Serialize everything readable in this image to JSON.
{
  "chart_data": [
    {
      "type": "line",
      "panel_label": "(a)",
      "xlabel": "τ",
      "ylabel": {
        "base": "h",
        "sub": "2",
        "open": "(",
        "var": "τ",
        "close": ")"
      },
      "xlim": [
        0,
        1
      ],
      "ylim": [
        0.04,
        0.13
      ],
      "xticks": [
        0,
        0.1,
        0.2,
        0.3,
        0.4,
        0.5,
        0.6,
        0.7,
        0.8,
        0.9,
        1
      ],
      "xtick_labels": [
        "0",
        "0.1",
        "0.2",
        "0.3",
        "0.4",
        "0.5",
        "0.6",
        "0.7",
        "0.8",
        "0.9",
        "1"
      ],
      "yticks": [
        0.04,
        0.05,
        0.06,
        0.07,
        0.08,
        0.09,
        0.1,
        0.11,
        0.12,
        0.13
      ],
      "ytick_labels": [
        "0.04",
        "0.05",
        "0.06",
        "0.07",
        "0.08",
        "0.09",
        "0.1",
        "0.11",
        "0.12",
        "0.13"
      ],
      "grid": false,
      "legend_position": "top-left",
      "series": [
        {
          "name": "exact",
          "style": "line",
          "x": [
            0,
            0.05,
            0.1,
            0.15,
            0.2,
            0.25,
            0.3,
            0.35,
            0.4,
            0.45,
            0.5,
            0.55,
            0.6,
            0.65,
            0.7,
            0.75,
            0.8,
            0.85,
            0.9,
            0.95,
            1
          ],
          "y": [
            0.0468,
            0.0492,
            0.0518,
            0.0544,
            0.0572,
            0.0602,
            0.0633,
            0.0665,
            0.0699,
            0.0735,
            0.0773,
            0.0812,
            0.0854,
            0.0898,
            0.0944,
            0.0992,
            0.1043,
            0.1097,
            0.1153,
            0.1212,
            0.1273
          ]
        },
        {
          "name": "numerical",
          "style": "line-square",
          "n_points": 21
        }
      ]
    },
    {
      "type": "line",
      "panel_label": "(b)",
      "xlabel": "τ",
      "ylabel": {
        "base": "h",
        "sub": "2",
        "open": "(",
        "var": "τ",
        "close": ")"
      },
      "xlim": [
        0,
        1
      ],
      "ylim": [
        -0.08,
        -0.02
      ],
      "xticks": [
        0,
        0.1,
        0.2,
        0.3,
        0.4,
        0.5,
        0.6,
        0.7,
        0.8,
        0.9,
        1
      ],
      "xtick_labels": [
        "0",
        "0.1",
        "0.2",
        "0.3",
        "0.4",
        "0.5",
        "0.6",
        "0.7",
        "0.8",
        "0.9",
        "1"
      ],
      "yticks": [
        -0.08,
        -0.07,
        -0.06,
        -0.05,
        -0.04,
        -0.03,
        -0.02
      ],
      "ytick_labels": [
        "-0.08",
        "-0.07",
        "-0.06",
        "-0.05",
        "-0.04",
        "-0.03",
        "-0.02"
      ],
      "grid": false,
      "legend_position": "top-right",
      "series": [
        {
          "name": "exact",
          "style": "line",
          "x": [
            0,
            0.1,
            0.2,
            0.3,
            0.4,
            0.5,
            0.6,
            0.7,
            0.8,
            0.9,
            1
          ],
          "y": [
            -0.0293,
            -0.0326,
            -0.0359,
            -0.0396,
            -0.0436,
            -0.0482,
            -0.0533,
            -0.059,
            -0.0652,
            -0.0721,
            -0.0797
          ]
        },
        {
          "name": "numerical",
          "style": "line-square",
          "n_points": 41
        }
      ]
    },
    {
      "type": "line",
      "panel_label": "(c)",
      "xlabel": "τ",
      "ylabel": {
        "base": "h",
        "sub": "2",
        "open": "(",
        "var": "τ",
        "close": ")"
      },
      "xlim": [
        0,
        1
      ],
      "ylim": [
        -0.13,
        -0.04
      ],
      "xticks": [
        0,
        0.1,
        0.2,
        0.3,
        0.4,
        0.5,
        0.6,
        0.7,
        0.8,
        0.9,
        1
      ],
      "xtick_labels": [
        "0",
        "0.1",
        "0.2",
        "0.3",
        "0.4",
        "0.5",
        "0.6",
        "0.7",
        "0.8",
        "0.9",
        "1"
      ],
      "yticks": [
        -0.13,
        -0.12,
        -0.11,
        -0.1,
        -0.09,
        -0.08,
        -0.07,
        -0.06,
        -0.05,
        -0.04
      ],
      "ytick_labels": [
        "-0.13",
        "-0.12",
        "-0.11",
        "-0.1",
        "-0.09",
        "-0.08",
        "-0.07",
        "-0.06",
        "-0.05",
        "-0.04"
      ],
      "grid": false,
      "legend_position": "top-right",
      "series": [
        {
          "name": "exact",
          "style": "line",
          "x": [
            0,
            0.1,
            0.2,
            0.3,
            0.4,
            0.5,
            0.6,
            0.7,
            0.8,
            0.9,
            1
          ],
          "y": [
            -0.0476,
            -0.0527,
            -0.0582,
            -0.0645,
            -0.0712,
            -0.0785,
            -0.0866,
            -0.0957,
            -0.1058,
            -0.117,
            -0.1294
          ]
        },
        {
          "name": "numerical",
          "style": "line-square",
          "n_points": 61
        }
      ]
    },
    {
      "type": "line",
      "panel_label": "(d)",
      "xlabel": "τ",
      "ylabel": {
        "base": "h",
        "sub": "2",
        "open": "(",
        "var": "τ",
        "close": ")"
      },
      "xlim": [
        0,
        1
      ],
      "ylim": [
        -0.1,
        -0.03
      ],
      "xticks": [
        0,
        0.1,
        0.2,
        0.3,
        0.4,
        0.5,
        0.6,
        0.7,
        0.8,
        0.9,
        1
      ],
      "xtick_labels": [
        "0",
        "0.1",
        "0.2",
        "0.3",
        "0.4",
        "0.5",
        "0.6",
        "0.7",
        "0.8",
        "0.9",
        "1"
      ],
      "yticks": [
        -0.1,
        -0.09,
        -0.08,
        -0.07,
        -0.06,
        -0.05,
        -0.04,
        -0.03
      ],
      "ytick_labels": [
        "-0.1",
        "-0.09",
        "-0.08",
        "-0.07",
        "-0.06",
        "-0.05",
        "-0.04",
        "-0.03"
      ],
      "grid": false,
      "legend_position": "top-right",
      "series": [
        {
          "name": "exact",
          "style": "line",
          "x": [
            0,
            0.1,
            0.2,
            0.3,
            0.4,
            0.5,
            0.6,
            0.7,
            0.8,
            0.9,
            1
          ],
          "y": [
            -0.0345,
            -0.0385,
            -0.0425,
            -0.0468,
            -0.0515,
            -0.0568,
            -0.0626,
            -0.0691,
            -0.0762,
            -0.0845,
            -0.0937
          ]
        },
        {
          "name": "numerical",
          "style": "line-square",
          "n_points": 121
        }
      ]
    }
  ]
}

→ **CHALLENGE**
Would you restate each of the entries word for word?

→ **RESULT OF THIS EXERCISE**
Serialize everything readable in this image to JSON.
{
  "chart_data": [
    {
      "type": "line",
      "panel_label": "(a)",
      "xlabel": "τ",
      "ylabel": {
        "base": "h",
        "sub": "2",
        "open": "(",
        "var": "τ",
        "close": ")"
      },
      "xlim": [
        0,
        1
      ],
      "ylim": [
        0.04,
        0.13
      ],
      "xticks": [
        0,
        0.1,
        0.2,
        0.3,
        0.4,
        0.5,
        0.6,
        0.7,
        0.8,
        0.9,
        1
      ],
      "xtick_labels": [
        "0",
        "0.1",
        "0.2",
        "0.3",
        "0.4",
        "0.5",
        "0.6",
        "0.7",
        "0.8",
        "0.9",
        "1"
      ],
      "yticks": [
        0.04,
        0.05,
        0.06,
        0.07,
        0.08,
        0.09,
        0.1,
        0.11,
        0.12,
        0.13
      ],
      "ytick_labels": [
        "0.04",
        "0.05",
        "0.06",
        "0.07",
        "0.08",
        "0.09",
        "0.1",
        "0.11",
        "0.12",
        "0.13"
      ],
      "grid": false,
      "legend_position": "top-left",
      "series": [
        {
          "name": "exact",
          "style": "line",
          "x": [
            0,
            0.05,
            0.1,
            0.15,
            0.2,
            0.25,
            0.3,
            0.35,
            0.4,
            0.45,
            0.5,
            0.55,
            0.6,
            0.65,
            0.7,
            0.75,
            0.8,
            0.85,
            0.9,
            0.95,
            1
          ],
          "y": [
            0.0468,
            0.0492,
            0.0518,
            0.0544,
            0.0572,
            0.0602,
            0.0633,
            0.0665,
            0.0699,
            0.0735,
            0.0773,
            0.0812,
            0.0854,
            0.0898,
            0.0944,
            0.0992,
            0.1043,
            0.1097,
            0.1153,
            0.1212,
            0.1273
          ]
        },
        {
          "name": "numerical",
          "style": "line-square",
          "n_points": 21
        }
      ]
    },
    {
      "type": "line",
      "panel_label": "(b)",
      "xlabel": "τ",
      "ylabel": {
        "base": "h",
        "sub": "2",
        "open": "(",
        "var": "τ",
        "close": ")"
      },
      "xlim": [
        0,
        1
      ],
      "ylim": [
        -0.08,
        -0.02
      ],
      "xticks": [
        0,
        0.1,
        0.2,
        0.3,
        0.4,
        0.5,
        0.6,
        0.7,
        0.8,
        0.9,
        1
      ],
      "xtick_labels": [
        "0",
        "0.1",
        "0.2",
        "0.3",
        "0.4",
        "0.5",
        "0.6",
        "0.7",
        "0.8",
        "0.9",
        "1"
      ],
      "yticks": [
        -0.08,
        -0.07,
        -0.06,
        -0.05,
        -0.04,
        -0.03,
        -0.02
      ],
      "ytick_labels": [
        "-0.08",
        "-0.07",
        "-0.06",
        "-0.05",
        "-0.04",
        "-0.03",
        "-0.02"
      ],
      "grid": false,
      "legend_position": "top-right",
      "series": [
        {
          "name": "exact",
          "style": "line",
          "x": [
            0,
            0.1,
            0.2,
            0.3,
            0.4,
            0.5,
            0.6,
            0.7,
            0.8,
            0.9,
            1
          ],
          "y": [
            -0.0293,
            -0.0326,
            -0.0359,
            -0.0396,
            -0.0436,
            -0.0482,
            -0.0533,
            -0.059,
            -0.0652,
            -0.0721,
            -0.0797
          ]
        },
        {
          "name": "numerical",
          "style": "line-square",
          "n_points": 41
        }
      ]
    },
    {
      "type": "line",
      "panel_label": "(c)",
      "xlabel": "τ",
      "ylabel": {
        "base": "h",
        "sub": "2",
        "open": "(",
        "var": "τ",
        "close": ")"
      },
      "xlim": [
        0,
        1
      ],
      "ylim": [
        -0.13,
        -0.04
      ],
      "xticks": [
        0,
        0.1,
        0.2,
        0.3,
        0.4,
        0.5,
        0.6,
        0.7,
        0.8,
        0.9,
        1
      ],
      "xtick_labels": [
        "0",
        "0.1",
        "0.2",
        "0.3",
        "0.4",
        "0.5",
        "0.6",
        "0.7",
        "0.8",
        "0.9",
        "1"
      ],
      "yticks": [
        -0.13,
        -0.12,
        -0.11,
        -0.1,
        -0.09,
        -0.08,
        -0.07,
        -0.06,
        -0.05,
        -0.04
      ],
      "ytick_labels": [
        "-0.13",
        "-0.12",
        "-0.11",
        "-0.1",
        "-0.09",
        "-0.08",
        "-0.07",
        "-0.06",
        "-0.05",
        "-0.04"
      ],
      "grid": false,
      "legend_position": "top-right",
      "series": [
        {
          "name": "exact",
          "style": "line",
          "x": [
            0,
            0.1,
            0.2,
            0.3,
            0.4,
            0.5,
            0.6,
            0.7,
            0.8,
            0.9,
            1
          ],
          "y": [
            -0.0476,
            -0.0527,
            -0.0582,
            -0.0645,
            -0.0712,
            -0.0785,
            -0.0866,
            -0.0957,
            -0.1058,
            -0.117,
            -0.1294
          ]
        },
        {
          "name": "numerical",
          "style": "line-square",
          "n_points": 61
        }
      ]
    },
    {
      "type": "line",
      "panel_label": "(d)",
      "xlabel": "τ",
      "ylabel": {
        "base": "h",
        "sub": "2",
        "open": "(",
        "var": "τ",
        "close": ")"
      },
      "xlim": [
        0,
        1
      ],
      "ylim": [
        -0.1,
        -0.03
      ],
      "xticks": [
        0,
        0.1,
        0.2,
        0.3,
        0.4,
        0.5,
        0.6,
        0.7,
        0.8,
        0.9,
        1
      ],
      "xtick_labels": [
        "0",
        "0.1",
        "0.2",
        "0.3",
        "0.4",
        "0.5",
        "0.6",
        "0.7",
        "0.8",
        "0.9",
        "1"
      ],
      "yticks": [
        -0.1,
        -0.09,
        -0.08,
        -0.07,
        -0.06,
        -0.05,
        -0.04,
        -0.03
      ],
      "ytick_labels": [
        "-0.1",
        "-0.09",
        "-0.08",
        "-0.07",
        "-0.06",
        "-0.05",
        "-0.04",
        "-0.03"
      ],
      "grid": false,
      "legend_position": "top-right",
      "series": [
        {
          "name": "exact",
          "style": "line",
          "x": [
            0,
            0.1,
            0.2,
            0.3,
            0.4,
            0.5,
            0.6,
            0.7,
            0.8,
            0.9,
            1
          ],
          "y": [
            -0.0345,
            -0.0385,
            -0.0425,
            -0.0468,
            -0.0515,
            -0.0568,
            -0.0626,
            -0.0691,
            -0.0762,
            -0.0845,
            -0.0937
          ]
        },
        {
          "name": "numerical",
          "style": "line-square",
          "n_points": 121
        }
      ]
    }
  ]
}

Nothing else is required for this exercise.